* _TASK REQUIREMENTS_:
A single number is the answer here: how many lines of the entries contain "提高思维能力"?

* _RECORDS SHOWN_:
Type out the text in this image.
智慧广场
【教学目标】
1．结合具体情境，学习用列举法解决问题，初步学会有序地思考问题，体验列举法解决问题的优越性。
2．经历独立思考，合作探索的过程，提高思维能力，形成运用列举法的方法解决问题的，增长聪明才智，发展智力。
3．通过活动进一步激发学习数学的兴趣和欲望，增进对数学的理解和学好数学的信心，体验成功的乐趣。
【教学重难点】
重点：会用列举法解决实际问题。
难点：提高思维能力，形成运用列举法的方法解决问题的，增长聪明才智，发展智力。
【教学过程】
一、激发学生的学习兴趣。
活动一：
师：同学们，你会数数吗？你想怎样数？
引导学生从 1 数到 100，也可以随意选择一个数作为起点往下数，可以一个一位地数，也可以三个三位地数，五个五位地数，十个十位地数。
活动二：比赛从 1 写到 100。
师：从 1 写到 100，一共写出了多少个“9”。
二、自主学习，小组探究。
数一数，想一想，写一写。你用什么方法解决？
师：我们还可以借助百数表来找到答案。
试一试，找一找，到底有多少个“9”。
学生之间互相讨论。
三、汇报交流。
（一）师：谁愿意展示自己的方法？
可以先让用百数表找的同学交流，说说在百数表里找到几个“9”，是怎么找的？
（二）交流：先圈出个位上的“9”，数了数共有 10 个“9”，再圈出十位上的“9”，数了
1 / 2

* _RESULT OF THE EXERCISE_:
2